:: Instructions to follow ::
Without including any pictures, write out the listing below exactly.

--- Start Extracted entries ---

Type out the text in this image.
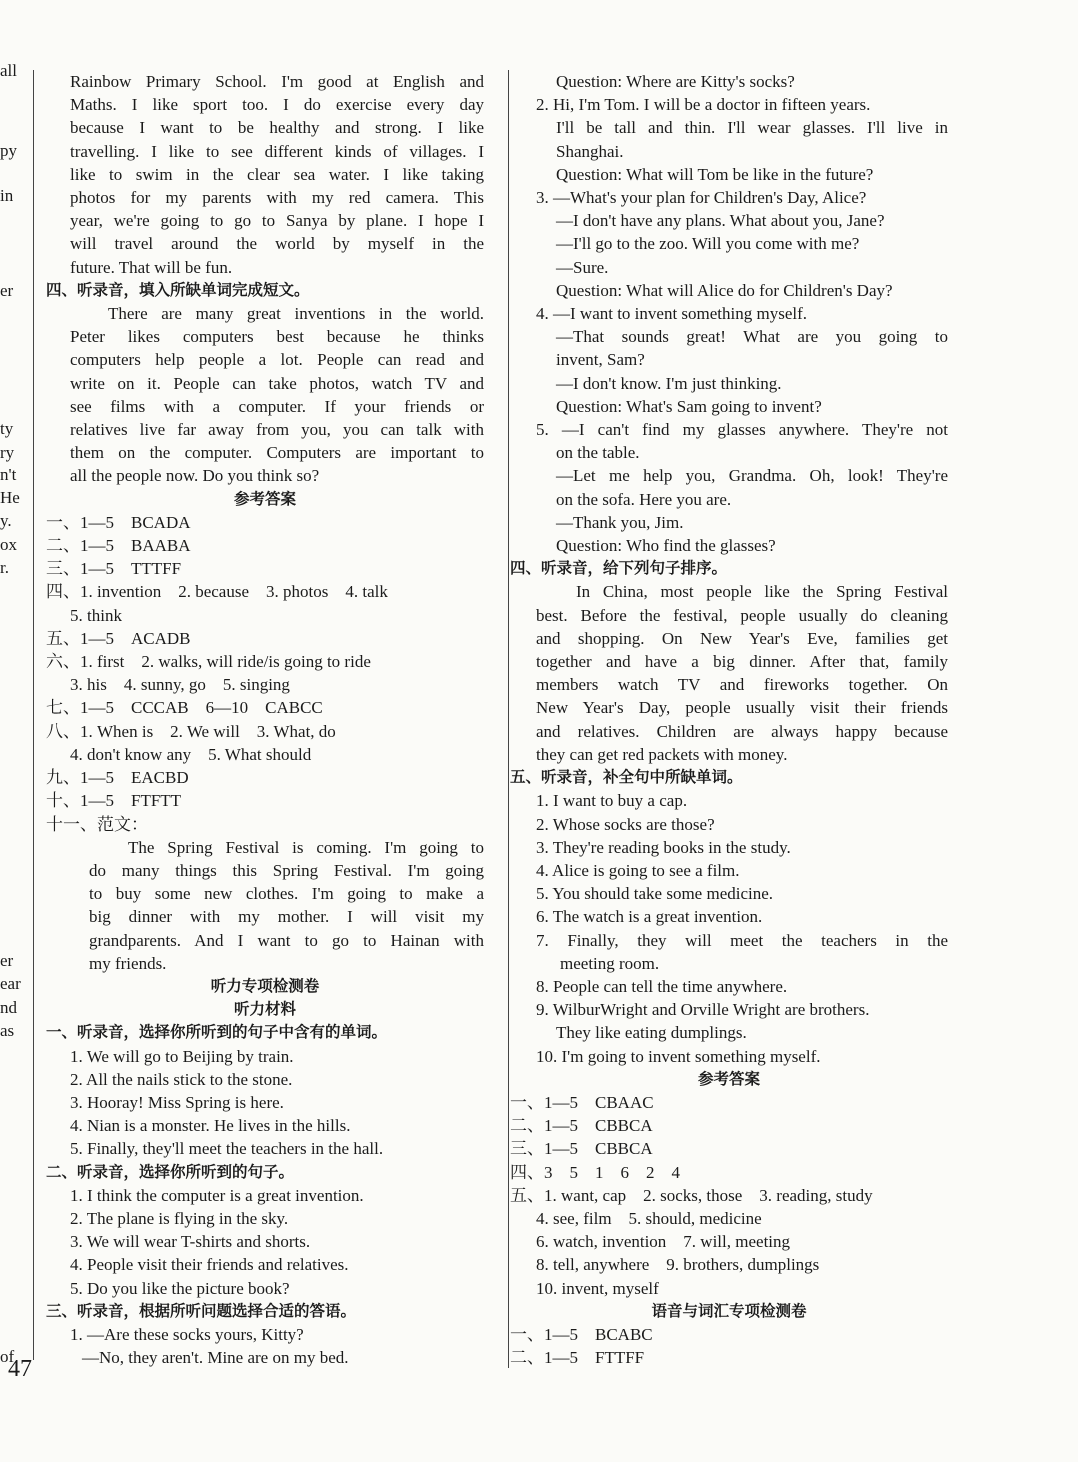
all
py
in
er
ty
ry
n't
He
y.
ox
r.
er
ear
nd
as
of

Rainbow Primary School. I'm good at English and

Maths. I like sport too. I do exercise every day

because I want to be healthy and strong. I like

travelling. I like to see different kinds of villages. I

like to swim in the clear sea water. I like taking

photos for my parents with my red camera. This

year, we're going to go to Sanya by plane. I hope I

will travel around the world by myself in the

future. That will be fun.

四、听录音，填入所缺单词完成短文。

There are many great inventions in the world.

Peter likes computers best because he thinks

computers help people a lot. People can read and

write on it. People can take photos, watch TV and

see films with a computer. If your friends or

relatives live far away from you, you can talk with

them on the computer. Computers are important to

all the people now. Do you think so?

参考答案

一、1—5　BCADA

二、1—5　BAABA

三、1—5　TTTFF

四、1. invention　2. because　3. photos　4. talk

5. think

五、1—5　ACADB

六、1. first　2. walks, will ride/is going to ride

3. his　4. sunny, go　5. singing

七、1—5　CCCAB　6—10　CABCC

八、1. When is　2. We will　3. What, do

4. don't know any　5. What should

九、1—5　EACBD

十、1—5　FTFTT

十一、范文：

The Spring Festival is coming. I'm going to

do many things this Spring Festival. I'm going

to buy some new clothes. I'm going to make a

big dinner with my mother. I will visit my

grandparents. And I want to go to Hainan with

my friends.

听力专项检测卷

听力材料

一、听录音，选择你所听到的句子中含有的单词。

1. We will go to Beijing by train.

2. All the nails stick to the stone.

3. Hooray! Miss Spring is here.

4. Nian is a monster. He lives in the hills.

5. Finally, they'll meet the teachers in the hall.

二、听录音，选择你所听到的句子。

1. I think the computer is a great invention.

2. The plane is flying in the sky.

3. We will wear T-shirts and shorts.

4. People visit their friends and relatives.

5. Do you like the picture book?

三、听录音，根据所听问题选择合适的答语。

1. —Are these socks yours, Kitty?

—No, they aren't. Mine are on my bed.

Question: Where are Kitty's socks?

2. Hi, I'm Tom. I will be a doctor in fifteen years.

I'll be tall and thin. I'll wear glasses. I'll live in

Shanghai.

Question: What will Tom be like in the future?

3. —What's your plan for Children's Day, Alice?

—I don't have any plans. What about you, Jane?

—I'll go to the zoo. Will you come with me?

—Sure.

Question: What will Alice do for Children's Day?

4. —I want to invent something myself.

—That sounds great! What are you going to

invent, Sam?

—I don't know. I'm just thinking.

Question: What's Sam going to invent?

5. —I can't find my glasses anywhere. They're not

on the table.

—Let me help you, Grandma. Oh, look! They're

on the sofa. Here you are.

—Thank you, Jim.

Question: Who find the glasses?

四、听录音，给下列句子排序。

In China, most people like the Spring Festival

best. Before the festival, people usually do cleaning

and shopping. On New Year's Eve, families get

together and have a big dinner. After that, family

members watch TV and fireworks together. On

New Year's Day, people usually visit their friends

and relatives. Children are always happy because

they can get red packets with money.

五、听录音，补全句中所缺单词。

1. I want to buy a cap.

2. Whose socks are those?

3. They're reading books in the study.

4. Alice is going to see a film.

5. You should take some medicine.

6. The watch is a great invention.

7. Finally, they will meet the teachers in the

meeting room.

8. People can tell the time anywhere.

9. WilburWright and Orville Wright are brothers.

They like eating dumplings.

10. I'm going to invent something myself.

参考答案

一、1—5　CBAAC

二、1—5　CBBCA

三、1—5　CBBCA

四、3　5　1　6　2　4

五、1. want, cap　2. socks, those　3. reading, study

4. see, film　5. should, medicine

6. watch, invention　7. will, meeting

8. tell, anywhere　9. brothers, dumplings

10. invent, myself

语音与词汇专项检测卷

一、1—5　BCABC

二、1—5　FTTFF

47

--- End Extracted entries ---

:: Result of the exercise ::
Type out the text in this image.
all
py
in
er
ty
ry
n't
He
y.
ox
r.
er
ear
nd
as
of

Rainbow Primary School. I'm good at English and

Maths. I like sport too. I do exercise every day

because I want to be healthy and strong. I like

travelling. I like to see different kinds of villages. I

like to swim in the clear sea water. I like taking

photos for my parents with my red camera. This

year, we're going to go to Sanya by plane. I hope I

will travel around the world by myself in the

future. That will be fun.

四、听录音，填入所缺单词完成短文。

There are many great inventions in the world.

Peter likes computers best because he thinks

computers help people a lot. People can read and

write on it. People can take photos, watch TV and

see films with a computer. If your friends or

relatives live far away from you, you can talk with

them on the computer. Computers are important to

all the people now. Do you think so?

参考答案

一、1—5　BCADA

二、1—5　BAABA

三、1—5　TTTFF

四、1. invention　2. because　3. photos　4. talk

5. think

五、1—5　ACADB

六、1. first　2. walks, will ride/is going to ride

3. his　4. sunny, go　5. singing

七、1—5　CCCAB　6—10　CABCC

八、1. When is　2. We will　3. What, do

4. don't know any　5. What should

九、1—5　EACBD

十、1—5　FTFTT

十一、范文：

The Spring Festival is coming. I'm going to

do many things this Spring Festival. I'm going

to buy some new clothes. I'm going to make a

big dinner with my mother. I will visit my

grandparents. And I want to go to Hainan with

my friends.

听力专项检测卷

听力材料

一、听录音，选择你所听到的句子中含有的单词。

1. We will go to Beijing by train.

2. All the nails stick to the stone.

3. Hooray! Miss Spring is here.

4. Nian is a monster. He lives in the hills.

5. Finally, they'll meet the teachers in the hall.

二、听录音，选择你所听到的句子。

1. I think the computer is a great invention.

2. The plane is flying in the sky.

3. We will wear T-shirts and shorts.

4. People visit their friends and relatives.

5. Do you like the picture book?

三、听录音，根据所听问题选择合适的答语。

1. —Are these socks yours, Kitty?

—No, they aren't. Mine are on my bed.

Question: Where are Kitty's socks?

2. Hi, I'm Tom. I will be a doctor in fifteen years.

I'll be tall and thin. I'll wear glasses. I'll live in

Shanghai.

Question: What will Tom be like in the future?

3. —What's your plan for Children's Day, Alice?

—I don't have any plans. What about you, Jane?

—I'll go to the zoo. Will you come with me?

—Sure.

Question: What will Alice do for Children's Day?

4. —I want to invent something myself.

—That sounds great! What are you going to

invent, Sam?

—I don't know. I'm just thinking.

Question: What's Sam going to invent?

5. —I can't find my glasses anywhere. They're not

on the table.

—Let me help you, Grandma. Oh, look! They're

on the sofa. Here you are.

—Thank you, Jim.

Question: Who find the glasses?

四、听录音，给下列句子排序。

In China, most people like the Spring Festival

best. Before the festival, people usually do cleaning

and shopping. On New Year's Eve, families get

together and have a big dinner. After that, family

members watch TV and fireworks together. On

New Year's Day, people usually visit their friends

and relatives. Children are always happy because

they can get red packets with money.

五、听录音，补全句中所缺单词。

1. I want to buy a cap.

2. Whose socks are those?

3. They're reading books in the study.

4. Alice is going to see a film.

5. You should take some medicine.

6. The watch is a great invention.

7. Finally, they will meet the teachers in the

meeting room.

8. People can tell the time anywhere.

9. WilburWright and Orville Wright are brothers.

They like eating dumplings.

10. I'm going to invent something myself.

参考答案

一、1—5　CBAAC

二、1—5　CBBCA

三、1—5　CBBCA

四、3　5　1　6　2　4

五、1. want, cap　2. socks, those　3. reading, study

4. see, film　5. should, medicine

6. watch, invention　7. will, meeting

8. tell, anywhere　9. brothers, dumplings

10. invent, myself

语音与词汇专项检测卷

一、1—5　BCABC

二、1—5　FTTFF

47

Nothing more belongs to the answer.